▸ Passage provided

Now, what is a bitmap?

Bitmap (in a graphic context) is a method of storing each pixel's color information as a set of bits.

Twitter-post---59
The smiley face (remixed), Licensed under CC0 1.0

In the above image, three pixels are highlighted with their color information (a mix of red, green, and blue).

These values together form the bitmap of the image.

On the other hand, a bitmap is how computers store images in the memory or a storage device.

Turning web page content into bitmaps is known as paint or rasterization.

Nothing is painted yet, though. This step is more of a paint setup (or pre-paint) than the actual paintwork.

Elements are painted on multiple layers

The actual paintwork is done at the discretion of the compositor later on. But the renderer provides enough hints to the compositor on how the elements should be painted on multiple layers.

Some elements are grouped as one layer and rasterized together (they share the same bitmap). However, some elements are painted on a dedicated layer.

For instance, in the animation below, the elements are painted onto four layers:

You can see these layers in the Layers panel.

To enable the Layers panel, while in Chrome DevTools, hold ⌘++P (or Ctrl+Shift+P) to activate the Command Palette. Then, type "Show Layers" and run it.

These layers (also known as composite layers) make compositing possible.

These composite layers are then combined in the defined order and form the final image (more on this below).

Composite layers are similar to layers in raster graphics editors such as Photoshop. By managing shapes as layers, the designer can transform a shape without affecting other shapes.

If you wanted to change something on a flattened image, you might have to redesign the whole thing.

Like Photoshop, painting elements onto separate layers enables the web browser to significantly reduce paintwork.

So if an element on a layer is invalidated (it's changed), only the invalidated areas (tiles) of the respective layer need to be repainted.

The renderer considers various factors to make the layering decisions. For instance, if an element's CSS opacity will change at runtime, it'll be rasterized onto a dedicated layer.

▸ Data extract
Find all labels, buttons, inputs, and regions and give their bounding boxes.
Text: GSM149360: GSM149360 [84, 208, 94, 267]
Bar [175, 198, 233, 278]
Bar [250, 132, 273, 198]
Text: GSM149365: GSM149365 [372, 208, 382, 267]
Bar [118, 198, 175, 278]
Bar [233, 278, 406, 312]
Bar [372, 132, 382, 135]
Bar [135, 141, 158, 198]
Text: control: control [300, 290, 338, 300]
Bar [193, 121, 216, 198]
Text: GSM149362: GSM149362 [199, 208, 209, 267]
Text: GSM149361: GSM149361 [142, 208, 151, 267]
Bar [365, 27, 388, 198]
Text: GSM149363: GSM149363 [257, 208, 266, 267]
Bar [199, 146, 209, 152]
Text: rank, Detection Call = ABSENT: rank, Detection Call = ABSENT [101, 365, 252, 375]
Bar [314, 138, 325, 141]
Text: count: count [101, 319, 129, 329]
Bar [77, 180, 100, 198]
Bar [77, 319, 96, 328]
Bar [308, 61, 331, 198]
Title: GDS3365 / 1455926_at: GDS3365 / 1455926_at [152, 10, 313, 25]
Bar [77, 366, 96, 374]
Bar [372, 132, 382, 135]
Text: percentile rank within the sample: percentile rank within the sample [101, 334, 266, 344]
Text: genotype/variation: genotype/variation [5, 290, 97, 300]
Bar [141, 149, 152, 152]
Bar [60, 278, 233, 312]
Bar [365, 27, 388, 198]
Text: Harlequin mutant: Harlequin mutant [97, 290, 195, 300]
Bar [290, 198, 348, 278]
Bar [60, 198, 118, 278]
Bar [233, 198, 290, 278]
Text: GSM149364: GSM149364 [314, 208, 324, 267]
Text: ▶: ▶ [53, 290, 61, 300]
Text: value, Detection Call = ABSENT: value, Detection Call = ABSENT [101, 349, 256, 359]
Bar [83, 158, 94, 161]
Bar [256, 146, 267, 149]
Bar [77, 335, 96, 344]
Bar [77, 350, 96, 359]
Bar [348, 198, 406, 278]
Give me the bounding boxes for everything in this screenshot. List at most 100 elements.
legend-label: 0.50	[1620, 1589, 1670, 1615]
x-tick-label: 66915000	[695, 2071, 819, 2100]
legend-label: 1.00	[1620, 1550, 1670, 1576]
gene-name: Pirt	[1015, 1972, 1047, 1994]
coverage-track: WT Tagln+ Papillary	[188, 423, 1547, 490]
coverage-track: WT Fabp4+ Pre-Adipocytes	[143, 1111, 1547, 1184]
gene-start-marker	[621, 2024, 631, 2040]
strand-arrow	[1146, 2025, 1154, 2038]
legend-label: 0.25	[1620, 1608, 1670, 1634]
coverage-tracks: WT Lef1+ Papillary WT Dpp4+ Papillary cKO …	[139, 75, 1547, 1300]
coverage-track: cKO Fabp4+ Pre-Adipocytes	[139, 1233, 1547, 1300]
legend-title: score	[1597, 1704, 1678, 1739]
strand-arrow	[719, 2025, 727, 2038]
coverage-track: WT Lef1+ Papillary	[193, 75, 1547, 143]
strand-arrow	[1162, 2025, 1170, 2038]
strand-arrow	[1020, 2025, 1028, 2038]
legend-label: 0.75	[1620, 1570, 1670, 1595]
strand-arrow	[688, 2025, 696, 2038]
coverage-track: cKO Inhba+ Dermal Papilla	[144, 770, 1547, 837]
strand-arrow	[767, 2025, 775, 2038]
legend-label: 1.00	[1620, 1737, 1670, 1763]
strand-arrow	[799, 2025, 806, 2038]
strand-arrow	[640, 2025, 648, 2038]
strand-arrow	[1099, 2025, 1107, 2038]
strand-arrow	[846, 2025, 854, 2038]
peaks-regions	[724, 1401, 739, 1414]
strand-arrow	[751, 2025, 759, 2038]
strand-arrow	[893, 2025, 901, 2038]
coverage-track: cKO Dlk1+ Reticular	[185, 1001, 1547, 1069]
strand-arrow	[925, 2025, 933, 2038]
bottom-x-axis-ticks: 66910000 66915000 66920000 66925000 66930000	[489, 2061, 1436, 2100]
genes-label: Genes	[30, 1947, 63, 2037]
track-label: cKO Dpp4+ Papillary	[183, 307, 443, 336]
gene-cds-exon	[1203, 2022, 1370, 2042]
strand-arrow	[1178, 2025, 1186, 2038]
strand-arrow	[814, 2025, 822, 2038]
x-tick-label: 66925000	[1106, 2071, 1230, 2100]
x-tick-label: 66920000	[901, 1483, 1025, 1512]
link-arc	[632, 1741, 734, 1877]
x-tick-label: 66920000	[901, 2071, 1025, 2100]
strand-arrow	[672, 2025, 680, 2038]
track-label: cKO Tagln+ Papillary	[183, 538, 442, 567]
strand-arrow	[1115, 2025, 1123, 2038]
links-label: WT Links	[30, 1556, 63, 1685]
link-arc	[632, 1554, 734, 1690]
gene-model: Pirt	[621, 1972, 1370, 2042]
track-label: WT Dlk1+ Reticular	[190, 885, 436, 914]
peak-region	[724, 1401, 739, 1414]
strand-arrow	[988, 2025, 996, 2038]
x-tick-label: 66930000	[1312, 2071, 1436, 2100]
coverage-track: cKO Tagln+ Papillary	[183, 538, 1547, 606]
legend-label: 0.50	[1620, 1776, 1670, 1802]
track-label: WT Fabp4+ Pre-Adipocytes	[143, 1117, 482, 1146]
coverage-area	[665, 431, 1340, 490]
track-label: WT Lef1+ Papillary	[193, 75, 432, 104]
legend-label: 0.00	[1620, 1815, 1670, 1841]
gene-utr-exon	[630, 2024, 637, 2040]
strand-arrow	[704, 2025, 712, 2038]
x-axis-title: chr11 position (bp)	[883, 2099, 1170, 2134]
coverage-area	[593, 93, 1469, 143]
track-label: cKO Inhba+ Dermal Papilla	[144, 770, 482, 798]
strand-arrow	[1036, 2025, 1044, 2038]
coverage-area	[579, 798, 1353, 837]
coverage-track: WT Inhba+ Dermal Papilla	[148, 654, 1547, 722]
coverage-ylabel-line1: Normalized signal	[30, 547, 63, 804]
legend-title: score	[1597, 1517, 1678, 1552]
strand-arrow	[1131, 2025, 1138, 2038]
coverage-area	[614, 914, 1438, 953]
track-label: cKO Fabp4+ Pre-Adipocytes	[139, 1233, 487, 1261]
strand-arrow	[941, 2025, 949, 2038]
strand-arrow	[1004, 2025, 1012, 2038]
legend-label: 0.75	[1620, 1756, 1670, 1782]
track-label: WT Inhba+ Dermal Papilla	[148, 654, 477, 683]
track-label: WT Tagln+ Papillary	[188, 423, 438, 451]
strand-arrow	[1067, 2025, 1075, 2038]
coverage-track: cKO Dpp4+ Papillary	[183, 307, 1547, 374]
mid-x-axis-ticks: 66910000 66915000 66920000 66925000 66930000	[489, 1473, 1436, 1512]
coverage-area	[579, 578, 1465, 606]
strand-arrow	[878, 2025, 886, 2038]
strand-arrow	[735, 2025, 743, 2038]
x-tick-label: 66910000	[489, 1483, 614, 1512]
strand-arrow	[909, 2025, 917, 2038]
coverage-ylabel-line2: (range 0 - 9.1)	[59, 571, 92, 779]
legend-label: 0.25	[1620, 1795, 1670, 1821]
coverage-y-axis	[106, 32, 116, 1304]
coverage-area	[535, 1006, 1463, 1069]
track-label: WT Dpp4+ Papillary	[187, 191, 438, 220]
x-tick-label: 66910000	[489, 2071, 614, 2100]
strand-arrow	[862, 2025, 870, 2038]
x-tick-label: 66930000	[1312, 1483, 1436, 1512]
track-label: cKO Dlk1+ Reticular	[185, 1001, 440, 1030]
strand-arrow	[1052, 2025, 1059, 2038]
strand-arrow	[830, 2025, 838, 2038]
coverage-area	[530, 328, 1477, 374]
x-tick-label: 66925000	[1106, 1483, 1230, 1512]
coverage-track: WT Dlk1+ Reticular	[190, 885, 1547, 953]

▸ Things to do
A - Reproduce word for word the stretch of the passage on bitmaps and paint layers from "Twitter-post---59" through "a storage device.".
B - Answer these questions from the passage on bitmaps and paint layers:
(i) What two names does it give for turning web page content into bitmaps?
(ii) What should be typed into the Command Palette to show the layers?
(iii) Where is an element rasterized if its CSS opacity will change at runtime?

▸ Answers to the exercise
A -
Twitter-post---59
The smiley face (remixed), Licensed under CC0 1.0

In the above image, three pixels are highlighted with their color information (a mix of red, green, and blue).

These values together form the bitmap of the image.

On the other hand, a bitmap is how computers store images in the memory or a storage device.

B -
(i) Paint or rasterization.
(ii) "Show Layers".
(iii) Onto a dedicated layer.